- _FRAGMENTO PROPORCIONADO_:

^^^^

Las mujeres representan el 60 por ciento  de los graduados en carreras terciarias y universitarias, pero solo el 30 por ciento de los graduados en carreras de Ciencia, Tecnología, Ingeniera y Matemáticas (CTIM).

Igualmente, las brechas de género en el acceso a las Tecnologías de la Información y la Comunicación varían entre países y oscilan entre 1 punto porcentual (en Chile) a 18 puntos porcentuales (en Perú).

Brechas de género

Las inequidades de género en el mercado de trabajo no son nuevas. La pandemia solo las ha intensificado señala el documento. ¿Cuáles son esas diferencias de género estructurales en materia de calidad de empleo y acceso a oportunidades que se han visto exacerbadas durante 2020?

Como brechas en la calidad en los trabajos de las mujeres señalan ser menos empleadoras, más informalidad para ellas, trabajo sin remuneración, salarios más bajos, para las madres menos contratos menores, sueldos y mayor percepción de incompetencia.

Menos del 3 por ciento de las mujeres trabajadoras son empleadoras, mientras que los hombres es el 5 por ciento. Casi el 60 por ciento de las mujeres ocupadas trabajan en empleos no registrados, sin acceso a la seguridad social.

Las mujeres tienen el doble de probabilidades de trabajar sin remuneración (8 por ciento frente al 4 por ciento de los hombres). Un 49 por ciento de las mujeres ocupadas ganan menos del salario mínimo por hora (frente al 45 por ciento entre los hombres).

Las madres enfrentan sanciones en la contratación, los salarios y la competencia percibida, mientras que los padres se benefician de la paternidad.

Mientras que, antes de tener hijos, los ingresos de hombres y mujeres evolucionan de manera similar, las trayectorias difieren sustancial y permanentemente después del nacimiento del primer hijo.

Brechas en empresas, talentos y regulaciones

Son pocas las mujeres en puestos de decisión política, aunque la presencia de las mujeres en posiciones en el sector público ha aumentado en las últimas dos décadas en América Latina y el Caribe. Las mujeres ocupan el 25,4 por ciento de las bancas del congreso, el 12 por ciento de las alcaldías, el 27 por ciento de las concejalías electas y el 29 por ciento de los juzgados superiores o cortes supremas.

La representación femenina en la gestión de empresas privadas es escasa. En el 47 por ciento de las 100 empresas más grandes de América Latina, las juntas directivas están formadas exclusivamente por hombres (OIT, 2017). En las 1.259 empresas con cotización pública de países de América Latina y el Caribe, las mujeres solo ocupan el 8,5 por ciento de los directorios, un 9,2 por ciento son ejecutivas y hay un 4,2 por ciento de directoras ejecutivas (CEO).

^^^^

- _Entradas de datos almacenados_:

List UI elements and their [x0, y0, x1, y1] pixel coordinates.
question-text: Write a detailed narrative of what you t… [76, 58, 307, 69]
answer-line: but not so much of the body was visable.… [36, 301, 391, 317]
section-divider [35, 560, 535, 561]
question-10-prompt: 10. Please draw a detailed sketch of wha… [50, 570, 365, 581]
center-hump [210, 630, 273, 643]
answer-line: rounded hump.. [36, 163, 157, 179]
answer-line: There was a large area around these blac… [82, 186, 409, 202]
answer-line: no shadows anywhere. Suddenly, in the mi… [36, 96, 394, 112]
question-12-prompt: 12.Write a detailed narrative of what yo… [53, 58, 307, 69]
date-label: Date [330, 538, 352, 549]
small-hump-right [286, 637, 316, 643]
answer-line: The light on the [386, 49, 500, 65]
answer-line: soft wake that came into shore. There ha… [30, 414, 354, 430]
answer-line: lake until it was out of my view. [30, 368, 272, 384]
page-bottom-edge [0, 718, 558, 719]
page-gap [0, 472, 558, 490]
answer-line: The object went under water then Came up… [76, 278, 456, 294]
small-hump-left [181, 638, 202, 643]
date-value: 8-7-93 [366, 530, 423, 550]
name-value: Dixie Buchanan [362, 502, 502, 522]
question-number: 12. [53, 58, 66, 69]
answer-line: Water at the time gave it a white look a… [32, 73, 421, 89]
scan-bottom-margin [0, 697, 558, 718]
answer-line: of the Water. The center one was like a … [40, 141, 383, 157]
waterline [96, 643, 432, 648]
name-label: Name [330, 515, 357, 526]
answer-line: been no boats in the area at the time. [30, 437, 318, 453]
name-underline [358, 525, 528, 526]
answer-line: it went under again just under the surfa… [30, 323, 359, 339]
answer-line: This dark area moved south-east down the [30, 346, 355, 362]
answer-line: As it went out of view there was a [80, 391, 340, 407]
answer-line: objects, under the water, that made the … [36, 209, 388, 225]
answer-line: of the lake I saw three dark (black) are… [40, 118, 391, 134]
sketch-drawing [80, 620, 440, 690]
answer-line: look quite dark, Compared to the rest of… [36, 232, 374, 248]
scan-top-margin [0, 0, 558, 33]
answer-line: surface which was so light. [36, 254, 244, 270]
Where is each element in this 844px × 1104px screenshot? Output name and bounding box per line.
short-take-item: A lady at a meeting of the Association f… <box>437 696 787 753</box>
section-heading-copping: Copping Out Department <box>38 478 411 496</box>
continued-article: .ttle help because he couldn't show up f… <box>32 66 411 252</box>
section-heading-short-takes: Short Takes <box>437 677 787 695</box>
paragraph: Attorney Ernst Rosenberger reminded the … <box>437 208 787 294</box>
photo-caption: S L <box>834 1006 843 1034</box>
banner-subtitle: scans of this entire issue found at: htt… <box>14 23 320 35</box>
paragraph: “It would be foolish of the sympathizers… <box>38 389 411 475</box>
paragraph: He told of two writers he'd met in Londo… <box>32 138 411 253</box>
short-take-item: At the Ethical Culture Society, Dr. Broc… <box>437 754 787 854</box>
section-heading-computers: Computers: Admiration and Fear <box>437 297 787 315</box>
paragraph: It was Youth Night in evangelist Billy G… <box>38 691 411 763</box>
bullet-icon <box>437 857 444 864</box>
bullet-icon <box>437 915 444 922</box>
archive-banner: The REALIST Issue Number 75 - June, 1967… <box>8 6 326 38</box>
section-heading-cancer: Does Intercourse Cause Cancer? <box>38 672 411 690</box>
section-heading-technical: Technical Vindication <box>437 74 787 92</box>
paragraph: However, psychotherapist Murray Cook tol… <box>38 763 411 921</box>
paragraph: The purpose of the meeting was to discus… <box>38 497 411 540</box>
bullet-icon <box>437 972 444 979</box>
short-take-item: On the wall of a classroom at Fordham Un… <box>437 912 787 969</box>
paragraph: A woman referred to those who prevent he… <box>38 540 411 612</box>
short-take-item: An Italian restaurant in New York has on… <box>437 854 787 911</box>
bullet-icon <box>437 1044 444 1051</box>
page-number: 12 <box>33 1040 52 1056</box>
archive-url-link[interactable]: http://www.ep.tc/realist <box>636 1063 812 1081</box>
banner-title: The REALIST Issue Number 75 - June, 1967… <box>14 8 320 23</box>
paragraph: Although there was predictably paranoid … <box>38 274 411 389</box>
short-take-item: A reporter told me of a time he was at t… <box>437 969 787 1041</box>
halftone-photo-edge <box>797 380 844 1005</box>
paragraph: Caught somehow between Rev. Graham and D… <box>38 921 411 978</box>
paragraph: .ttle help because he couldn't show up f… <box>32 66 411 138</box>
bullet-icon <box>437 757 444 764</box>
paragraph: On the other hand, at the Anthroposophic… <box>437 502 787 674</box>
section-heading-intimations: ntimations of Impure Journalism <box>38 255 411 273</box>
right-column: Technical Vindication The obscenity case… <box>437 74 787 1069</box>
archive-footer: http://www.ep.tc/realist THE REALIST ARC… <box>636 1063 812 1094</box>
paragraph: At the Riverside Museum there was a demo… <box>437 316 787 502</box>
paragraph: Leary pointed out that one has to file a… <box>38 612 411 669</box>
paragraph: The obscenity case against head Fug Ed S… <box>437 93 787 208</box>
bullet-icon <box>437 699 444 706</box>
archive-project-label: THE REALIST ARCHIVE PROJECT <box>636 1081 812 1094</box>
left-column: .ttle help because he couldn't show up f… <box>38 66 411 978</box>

^^^^

- _EJERCICIOS PROPUESTOS_:
a - Según el fragmento sobre las brechas de género, ¿qué porcentaje de los graduados en carreras de Ciencia, Tecnología, Ingeniería y Matemáticas son mujeres?
b - Explique, con base en el fragmento sobre las brechas de género, por qué se afirma que las mujeres tienen el doble de probabilidades de trabajar sin remuneración.
c - Enumere los cargos del ámbito público que menciona el fragmento sobre las brechas de género e indique el porcentaje que ocupan las mujeres en cada uno.

- _RESPUESTAS DEL EJERCICIO_:
a - El 30 por ciento.

b - Porque el 8 por ciento de las mujeres trabaja sin remuneración, frente al 4 por ciento de los hombres, es decir, el doble.

c -
- Bancas del congreso: 25,4 por ciento
- Alcaldías: 12 por ciento
- Concejalías electas: 27 por ciento
- Juzgados superiores o cortes supremas: 29 por ciento